** START Task material **
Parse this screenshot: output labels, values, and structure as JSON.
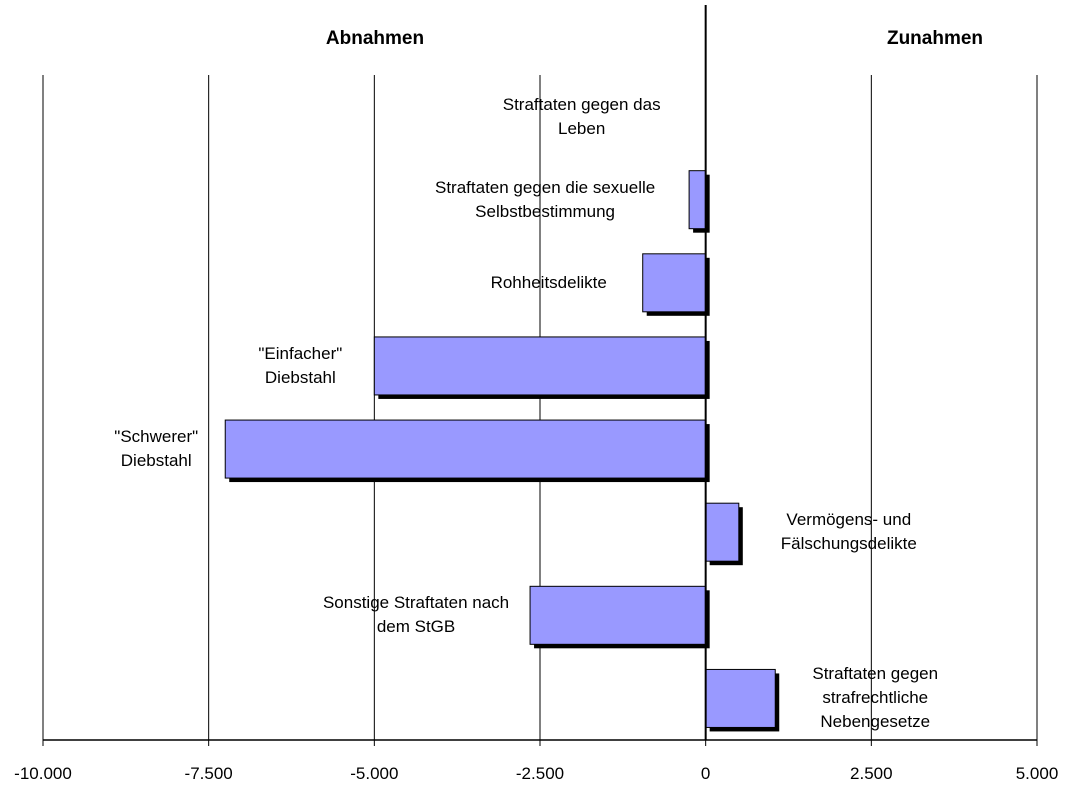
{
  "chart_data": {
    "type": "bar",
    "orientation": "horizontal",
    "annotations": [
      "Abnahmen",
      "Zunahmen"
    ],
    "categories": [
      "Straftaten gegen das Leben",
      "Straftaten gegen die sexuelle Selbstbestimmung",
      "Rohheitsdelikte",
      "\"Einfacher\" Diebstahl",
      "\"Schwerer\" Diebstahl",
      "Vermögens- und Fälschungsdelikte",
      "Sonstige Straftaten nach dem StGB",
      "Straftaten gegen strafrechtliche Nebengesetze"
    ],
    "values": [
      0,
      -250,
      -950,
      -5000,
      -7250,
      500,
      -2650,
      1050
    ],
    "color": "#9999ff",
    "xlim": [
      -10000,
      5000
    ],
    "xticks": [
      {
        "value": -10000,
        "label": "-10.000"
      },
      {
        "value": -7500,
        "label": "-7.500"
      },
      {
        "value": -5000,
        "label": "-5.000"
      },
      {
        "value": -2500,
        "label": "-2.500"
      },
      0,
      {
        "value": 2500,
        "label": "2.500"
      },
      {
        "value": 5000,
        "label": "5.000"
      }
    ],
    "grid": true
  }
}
** END Task material **
__Exercise details__. All lines holding the word "Diebstahl" should be picked out and copied.

__Full output__.
      "\"Einfacher\" Diebstahl",
      "\"Schwerer\" Diebstahl",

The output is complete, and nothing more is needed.